## WHAT THE TASK REQUIRES
Drop the pictures from the entries below, then reproduce the rest exactly.

## INPUT

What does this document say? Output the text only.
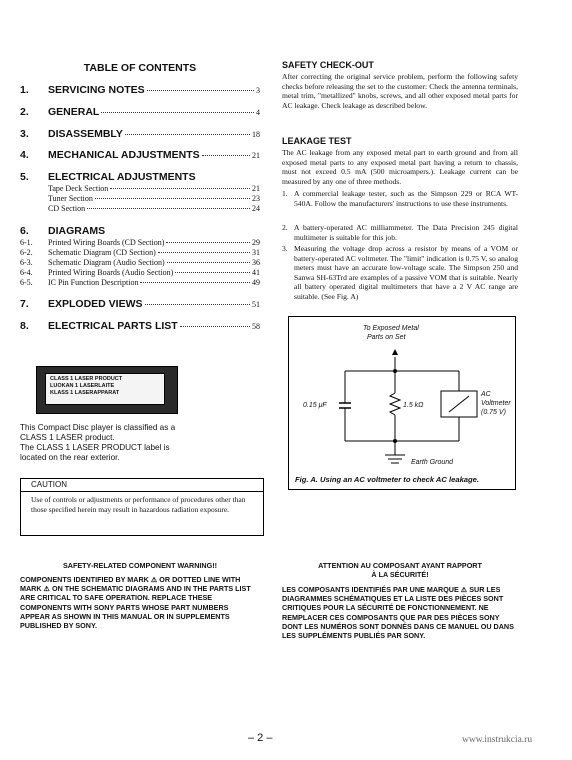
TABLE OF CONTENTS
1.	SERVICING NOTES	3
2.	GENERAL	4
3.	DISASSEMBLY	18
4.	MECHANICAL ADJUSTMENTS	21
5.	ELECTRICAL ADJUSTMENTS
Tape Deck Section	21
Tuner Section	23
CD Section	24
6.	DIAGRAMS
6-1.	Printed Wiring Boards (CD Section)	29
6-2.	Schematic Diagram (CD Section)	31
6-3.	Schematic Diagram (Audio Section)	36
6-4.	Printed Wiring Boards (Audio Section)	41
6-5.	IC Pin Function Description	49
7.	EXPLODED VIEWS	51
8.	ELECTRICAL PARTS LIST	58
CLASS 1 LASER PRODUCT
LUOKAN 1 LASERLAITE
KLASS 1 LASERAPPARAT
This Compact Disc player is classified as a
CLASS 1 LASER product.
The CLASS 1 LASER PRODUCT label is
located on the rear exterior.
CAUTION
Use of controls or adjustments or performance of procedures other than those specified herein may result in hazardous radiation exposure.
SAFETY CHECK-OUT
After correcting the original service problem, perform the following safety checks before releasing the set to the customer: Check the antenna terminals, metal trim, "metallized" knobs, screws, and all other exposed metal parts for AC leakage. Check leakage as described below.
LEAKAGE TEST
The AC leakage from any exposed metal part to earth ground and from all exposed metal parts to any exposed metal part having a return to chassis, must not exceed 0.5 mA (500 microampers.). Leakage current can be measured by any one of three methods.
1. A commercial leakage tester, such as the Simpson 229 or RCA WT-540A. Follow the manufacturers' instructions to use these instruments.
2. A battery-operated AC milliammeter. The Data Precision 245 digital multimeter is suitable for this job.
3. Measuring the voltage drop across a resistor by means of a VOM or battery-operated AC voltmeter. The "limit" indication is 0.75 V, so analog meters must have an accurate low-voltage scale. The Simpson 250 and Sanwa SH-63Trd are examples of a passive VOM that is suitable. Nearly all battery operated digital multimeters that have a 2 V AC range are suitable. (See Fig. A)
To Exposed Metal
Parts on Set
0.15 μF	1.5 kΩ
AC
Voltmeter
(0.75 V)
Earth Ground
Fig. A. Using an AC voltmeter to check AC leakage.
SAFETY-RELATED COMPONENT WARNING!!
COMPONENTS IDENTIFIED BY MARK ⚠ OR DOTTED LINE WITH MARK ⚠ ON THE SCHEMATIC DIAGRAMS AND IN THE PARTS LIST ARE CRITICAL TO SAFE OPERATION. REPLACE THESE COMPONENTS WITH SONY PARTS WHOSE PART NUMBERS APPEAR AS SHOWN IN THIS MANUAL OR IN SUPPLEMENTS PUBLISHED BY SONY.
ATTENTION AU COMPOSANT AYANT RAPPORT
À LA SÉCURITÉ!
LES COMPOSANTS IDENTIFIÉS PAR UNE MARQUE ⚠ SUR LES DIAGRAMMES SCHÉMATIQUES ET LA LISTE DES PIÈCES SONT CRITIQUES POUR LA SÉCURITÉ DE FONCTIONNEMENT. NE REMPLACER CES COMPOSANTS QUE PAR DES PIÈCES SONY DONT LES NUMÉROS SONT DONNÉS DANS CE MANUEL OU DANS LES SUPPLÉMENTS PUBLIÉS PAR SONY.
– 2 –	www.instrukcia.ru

## RIGHT ANSWER
What does this document say? Output the text only.
TABLE OF CONTENTS
1.	SERVICING NOTES	3
2.	GENERAL	4
3.	DISASSEMBLY	18
4.	MECHANICAL ADJUSTMENTS	21
5.	ELECTRICAL ADJUSTMENTS
Tape Deck Section	21
Tuner Section	23
CD Section	24
6.	DIAGRAMS
6-1.	Printed Wiring Boards (CD Section)	29
6-2.	Schematic Diagram (CD Section)	31
6-3.	Schematic Diagram (Audio Section)	36
6-4.	Printed Wiring Boards (Audio Section)	41
6-5.	IC Pin Function Description	49
7.	EXPLODED VIEWS	51
8.	ELECTRICAL PARTS LIST	58
CLASS 1 LASER PRODUCT
LUOKAN 1 LASERLAITE
KLASS 1 LASERAPPARAT
This Compact Disc player is classified as a
CLASS 1 LASER product.
The CLASS 1 LASER PRODUCT label is
located on the rear exterior.
CAUTION
Use of controls or adjustments or performance of procedures other than those specified herein may result in hazardous radiation exposure.
SAFETY CHECK-OUT
After correcting the original service problem, perform the following safety checks before releasing the set to the customer: Check the antenna terminals, metal trim, "metallized" knobs, screws, and all other exposed metal parts for AC leakage. Check leakage as described below.
LEAKAGE TEST
The AC leakage from any exposed metal part to earth ground and from all exposed metal parts to any exposed metal part having a return to chassis, must not exceed 0.5 mA (500 microampers.). Leakage current can be measured by any one of three methods.
1. A commercial leakage tester, such as the Simpson 229 or RCA WT-540A. Follow the manufacturers' instructions to use these instruments.
2. A battery-operated AC milliammeter. The Data Precision 245 digital multimeter is suitable for this job.
3. Measuring the voltage drop across a resistor by means of a VOM or battery-operated AC voltmeter. The "limit" indication is 0.75 V, so analog meters must have an accurate low-voltage scale. The Simpson 250 and Sanwa SH-63Trd are examples of a passive VOM that is suitable. Nearly all battery operated digital multimeters that have a 2 V AC range are suitable. (See Fig. A)
To Exposed Metal
Parts on Set
0.15 μF	1.5 kΩ
AC
Voltmeter
(0.75 V)
Earth Ground
Fig. A. Using an AC voltmeter to check AC leakage.
SAFETY-RELATED COMPONENT WARNING!!
COMPONENTS IDENTIFIED BY MARK ⚠ OR DOTTED LINE WITH MARK ⚠ ON THE SCHEMATIC DIAGRAMS AND IN THE PARTS LIST ARE CRITICAL TO SAFE OPERATION. REPLACE THESE COMPONENTS WITH SONY PARTS WHOSE PART NUMBERS APPEAR AS SHOWN IN THIS MANUAL OR IN SUPPLEMENTS PUBLISHED BY SONY.
ATTENTION AU COMPOSANT AYANT RAPPORT
À LA SÉCURITÉ!
LES COMPOSANTS IDENTIFIÉS PAR UNE MARQUE ⚠ SUR LES DIAGRAMMES SCHÉMATIQUES ET LA LISTE DES PIÈCES SONT CRITIQUES POUR LA SÉCURITÉ DE FONCTIONNEMENT. NE REMPLACER CES COMPOSANTS QUE PAR DES PIÈCES SONY DONT LES NUMÉROS SONT DONNÉS DANS CE MANUEL OU DANS LES SUPPLÉMENTS PUBLIÉS PAR SONY.
– 2 –	www.instrukcia.ru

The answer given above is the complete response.